EXERCISE DETAILS
Only the number is wanted: count the lines that contain "Active".

SUPPLIED DATA
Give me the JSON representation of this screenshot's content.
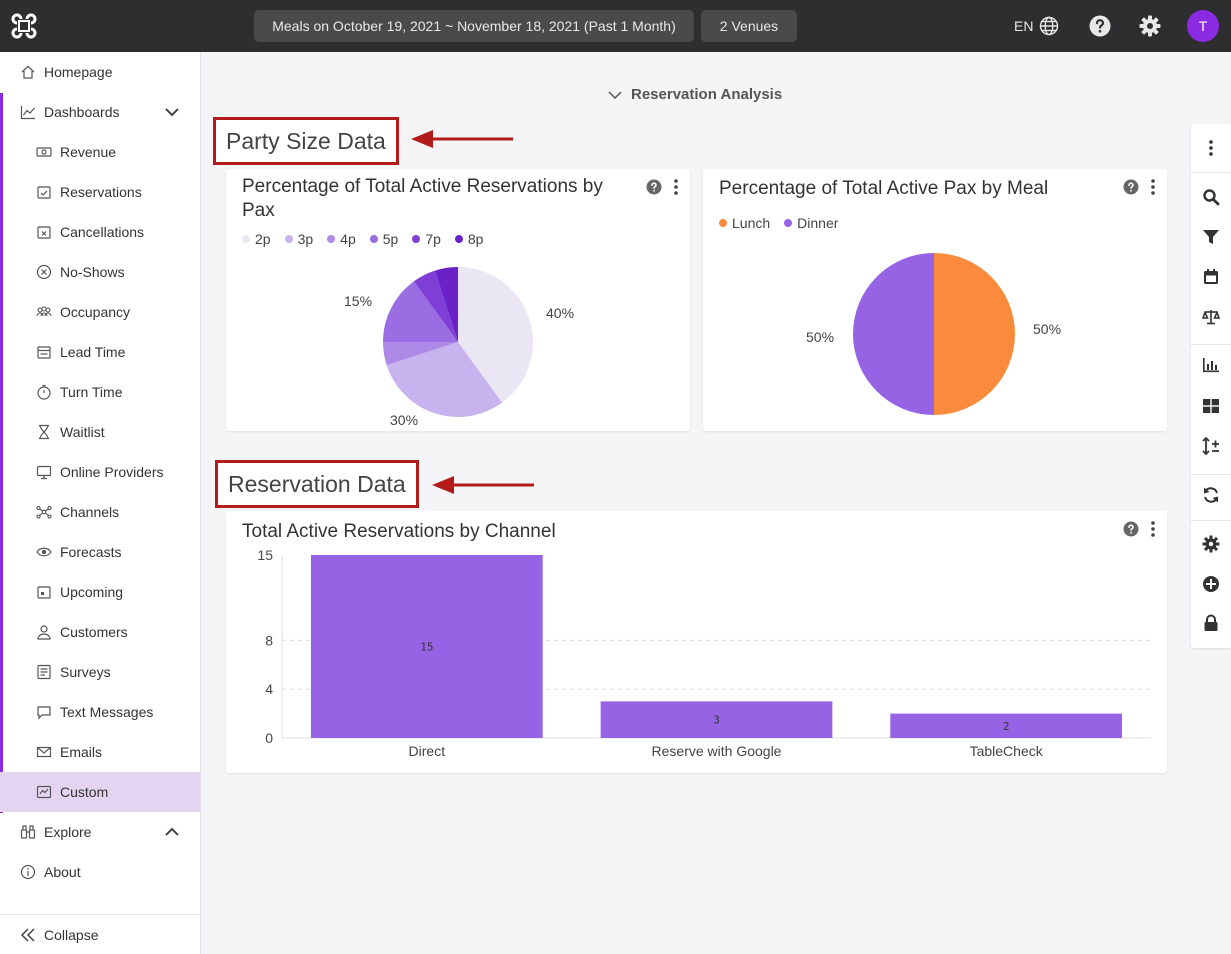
{
  "topbar": {
    "date_range": "Meals on October 19, 2021 ~ November 18, 2021 (Past 1 Month)",
    "venues": "2 Venues",
    "language": "EN",
    "avatar_initial": "T"
  },
  "sidebar": {
    "homepage": "Homepage",
    "dashboards": "Dashboards",
    "items": [
      "Revenue",
      "Reservations",
      "Cancellations",
      "No-Shows",
      "Occupancy",
      "Lead Time",
      "Turn Time",
      "Waitlist",
      "Online Providers",
      "Channels",
      "Forecasts",
      "Upcoming",
      "Customers",
      "Surveys",
      "Text Messages",
      "Emails",
      "Custom"
    ],
    "explore": "Explore",
    "about": "About",
    "collapse": "Collapse"
  },
  "main": {
    "section_title": "Reservation Analysis",
    "party_size_label": "Party Size Data",
    "reservation_label": "Reservation Data"
  },
  "charts": {
    "pax_pie": {
      "title_line1": "Percentage of Total Active Reservations by",
      "title_line2": "Pax",
      "legend": [
        "2p",
        "3p",
        "4p",
        "5p",
        "7p",
        "8p"
      ],
      "labels": {
        "a": "40%",
        "b": "30%",
        "c": "15%"
      }
    },
    "meal_pie": {
      "title": "Percentage of Total Active Pax by Meal",
      "legend": [
        "Lunch",
        "Dinner"
      ],
      "labels": {
        "lunch": "50%",
        "dinner": "50%"
      }
    },
    "channel_bar": {
      "title": "Total Active Reservations by Channel"
    }
  },
  "chart_data": [
    {
      "type": "pie",
      "title": "Percentage of Total Active Reservations by Pax",
      "categories": [
        "2p",
        "3p",
        "4p",
        "5p",
        "7p",
        "8p"
      ],
      "values": [
        40,
        30,
        5,
        15,
        5,
        5
      ],
      "colors": [
        "#ebe6f4",
        "#c7b4ee",
        "#ad8ae8",
        "#9a6ee2",
        "#7f3fd6",
        "#6a22c8"
      ],
      "legend": "top-left"
    },
    {
      "type": "pie",
      "title": "Percentage of Total Active Pax by Meal",
      "categories": [
        "Lunch",
        "Dinner"
      ],
      "values": [
        50,
        50
      ],
      "colors": [
        "#fb8b3c",
        "#9563e3"
      ],
      "legend": "top-left"
    },
    {
      "type": "bar",
      "title": "Total Active Reservations by Channel",
      "categories": [
        "Direct",
        "Reserve with Google",
        "TableCheck"
      ],
      "values": [
        15,
        3,
        2
      ],
      "yticks": [
        0,
        4,
        8,
        15
      ],
      "ylim": [
        0,
        15
      ],
      "color": "#9563e3",
      "grid": true
    }
  ]
}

RESPONSE TO THIS TASK
6